» Exercise details: Note each line of the listing that contains the string "grid", and copy it.

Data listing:
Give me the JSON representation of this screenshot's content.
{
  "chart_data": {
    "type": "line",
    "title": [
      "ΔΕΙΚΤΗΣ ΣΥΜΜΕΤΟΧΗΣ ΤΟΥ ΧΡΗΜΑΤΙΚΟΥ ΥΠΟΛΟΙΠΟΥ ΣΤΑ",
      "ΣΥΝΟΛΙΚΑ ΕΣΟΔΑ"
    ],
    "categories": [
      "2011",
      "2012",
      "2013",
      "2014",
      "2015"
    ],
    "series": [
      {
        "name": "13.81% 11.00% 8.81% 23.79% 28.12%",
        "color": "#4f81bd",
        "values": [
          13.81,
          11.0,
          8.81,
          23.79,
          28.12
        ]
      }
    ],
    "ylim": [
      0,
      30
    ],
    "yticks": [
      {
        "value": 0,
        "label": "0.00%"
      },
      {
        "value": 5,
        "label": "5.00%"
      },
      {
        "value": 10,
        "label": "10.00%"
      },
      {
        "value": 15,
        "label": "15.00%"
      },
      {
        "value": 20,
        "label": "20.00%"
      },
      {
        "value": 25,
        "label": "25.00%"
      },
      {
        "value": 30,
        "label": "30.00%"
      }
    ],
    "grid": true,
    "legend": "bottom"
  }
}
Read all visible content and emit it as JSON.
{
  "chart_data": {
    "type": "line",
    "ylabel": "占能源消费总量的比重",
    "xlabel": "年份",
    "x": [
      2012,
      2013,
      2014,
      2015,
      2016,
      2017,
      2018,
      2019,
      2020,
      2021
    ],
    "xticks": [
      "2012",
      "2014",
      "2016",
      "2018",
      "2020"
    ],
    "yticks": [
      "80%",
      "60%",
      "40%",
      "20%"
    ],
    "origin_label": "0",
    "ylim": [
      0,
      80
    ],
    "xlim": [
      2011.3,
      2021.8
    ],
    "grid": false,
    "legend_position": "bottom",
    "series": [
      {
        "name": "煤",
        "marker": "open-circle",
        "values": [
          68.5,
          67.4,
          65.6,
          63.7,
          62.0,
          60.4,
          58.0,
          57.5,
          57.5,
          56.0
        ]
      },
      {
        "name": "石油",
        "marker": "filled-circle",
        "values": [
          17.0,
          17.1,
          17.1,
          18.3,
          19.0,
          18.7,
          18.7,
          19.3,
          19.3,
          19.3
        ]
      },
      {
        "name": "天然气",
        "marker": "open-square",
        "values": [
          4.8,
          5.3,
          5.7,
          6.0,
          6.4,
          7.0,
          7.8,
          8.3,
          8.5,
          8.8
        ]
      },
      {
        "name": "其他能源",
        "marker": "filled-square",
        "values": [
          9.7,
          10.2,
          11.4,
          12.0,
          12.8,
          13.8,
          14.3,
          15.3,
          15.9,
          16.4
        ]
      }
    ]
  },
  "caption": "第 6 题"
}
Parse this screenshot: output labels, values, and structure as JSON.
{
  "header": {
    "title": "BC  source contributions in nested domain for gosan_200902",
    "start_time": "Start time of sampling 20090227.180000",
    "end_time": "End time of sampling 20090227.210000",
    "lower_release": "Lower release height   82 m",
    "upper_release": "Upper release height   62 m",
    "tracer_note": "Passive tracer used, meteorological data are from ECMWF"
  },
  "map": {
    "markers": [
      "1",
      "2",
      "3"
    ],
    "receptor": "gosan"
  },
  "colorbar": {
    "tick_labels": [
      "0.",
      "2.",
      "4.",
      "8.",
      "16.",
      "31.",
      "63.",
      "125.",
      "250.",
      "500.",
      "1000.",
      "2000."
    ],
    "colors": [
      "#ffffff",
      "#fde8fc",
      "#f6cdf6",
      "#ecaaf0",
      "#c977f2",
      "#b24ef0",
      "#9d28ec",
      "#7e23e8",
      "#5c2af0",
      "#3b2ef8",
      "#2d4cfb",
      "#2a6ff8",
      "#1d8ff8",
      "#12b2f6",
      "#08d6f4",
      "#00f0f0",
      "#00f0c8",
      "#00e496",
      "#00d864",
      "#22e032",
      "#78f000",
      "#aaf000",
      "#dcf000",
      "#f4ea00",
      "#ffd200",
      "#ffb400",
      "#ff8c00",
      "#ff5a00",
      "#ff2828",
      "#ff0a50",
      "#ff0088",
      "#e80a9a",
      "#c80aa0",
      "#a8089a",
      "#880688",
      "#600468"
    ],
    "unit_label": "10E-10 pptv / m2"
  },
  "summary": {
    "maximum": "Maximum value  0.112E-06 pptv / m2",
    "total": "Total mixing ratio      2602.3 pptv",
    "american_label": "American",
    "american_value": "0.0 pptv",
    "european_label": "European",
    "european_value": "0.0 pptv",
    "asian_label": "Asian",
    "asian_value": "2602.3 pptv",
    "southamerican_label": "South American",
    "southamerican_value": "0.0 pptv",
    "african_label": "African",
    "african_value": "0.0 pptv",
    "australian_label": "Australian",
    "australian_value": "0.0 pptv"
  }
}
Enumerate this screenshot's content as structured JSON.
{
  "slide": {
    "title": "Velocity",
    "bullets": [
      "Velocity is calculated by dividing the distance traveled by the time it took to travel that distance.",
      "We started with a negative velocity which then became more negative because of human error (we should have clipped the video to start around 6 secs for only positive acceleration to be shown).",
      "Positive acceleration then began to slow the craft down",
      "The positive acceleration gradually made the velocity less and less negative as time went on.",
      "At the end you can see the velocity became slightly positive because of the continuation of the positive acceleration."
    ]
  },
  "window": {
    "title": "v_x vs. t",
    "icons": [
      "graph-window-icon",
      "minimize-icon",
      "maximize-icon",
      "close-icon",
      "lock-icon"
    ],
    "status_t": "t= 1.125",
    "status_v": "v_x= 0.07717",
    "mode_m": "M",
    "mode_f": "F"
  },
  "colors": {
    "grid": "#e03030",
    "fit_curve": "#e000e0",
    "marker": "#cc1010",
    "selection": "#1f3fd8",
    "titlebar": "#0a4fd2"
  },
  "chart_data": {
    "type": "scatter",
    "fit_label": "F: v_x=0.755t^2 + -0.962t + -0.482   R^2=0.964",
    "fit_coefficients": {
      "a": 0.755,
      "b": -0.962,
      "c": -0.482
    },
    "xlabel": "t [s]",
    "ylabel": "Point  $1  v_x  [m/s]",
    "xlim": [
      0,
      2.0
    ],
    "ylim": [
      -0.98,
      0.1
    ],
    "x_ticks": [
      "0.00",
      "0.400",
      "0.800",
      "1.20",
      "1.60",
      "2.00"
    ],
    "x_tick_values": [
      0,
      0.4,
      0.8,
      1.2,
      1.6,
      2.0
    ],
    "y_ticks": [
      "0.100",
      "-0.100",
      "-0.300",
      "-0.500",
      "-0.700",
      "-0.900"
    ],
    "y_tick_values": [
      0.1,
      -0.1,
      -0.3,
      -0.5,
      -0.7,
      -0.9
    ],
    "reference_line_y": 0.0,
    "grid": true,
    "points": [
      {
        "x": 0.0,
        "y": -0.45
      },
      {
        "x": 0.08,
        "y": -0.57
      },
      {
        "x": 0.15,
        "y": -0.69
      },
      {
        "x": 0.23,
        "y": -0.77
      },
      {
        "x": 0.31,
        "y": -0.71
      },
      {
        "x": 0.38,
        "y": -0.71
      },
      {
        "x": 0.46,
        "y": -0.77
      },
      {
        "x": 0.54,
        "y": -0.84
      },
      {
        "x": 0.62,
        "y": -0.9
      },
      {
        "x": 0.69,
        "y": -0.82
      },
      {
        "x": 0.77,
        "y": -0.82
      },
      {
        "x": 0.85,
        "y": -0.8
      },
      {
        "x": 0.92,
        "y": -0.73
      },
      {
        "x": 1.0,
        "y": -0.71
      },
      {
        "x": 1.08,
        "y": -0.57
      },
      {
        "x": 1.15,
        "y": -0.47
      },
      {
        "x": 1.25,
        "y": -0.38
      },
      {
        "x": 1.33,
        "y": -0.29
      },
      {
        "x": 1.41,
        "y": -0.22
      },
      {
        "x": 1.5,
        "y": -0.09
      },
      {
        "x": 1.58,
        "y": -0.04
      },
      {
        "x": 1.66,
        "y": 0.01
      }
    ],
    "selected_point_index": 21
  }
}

» Exercise output:
    "grid": true,
    "grid": false,
    "grid": "#e03030",
    "grid": true,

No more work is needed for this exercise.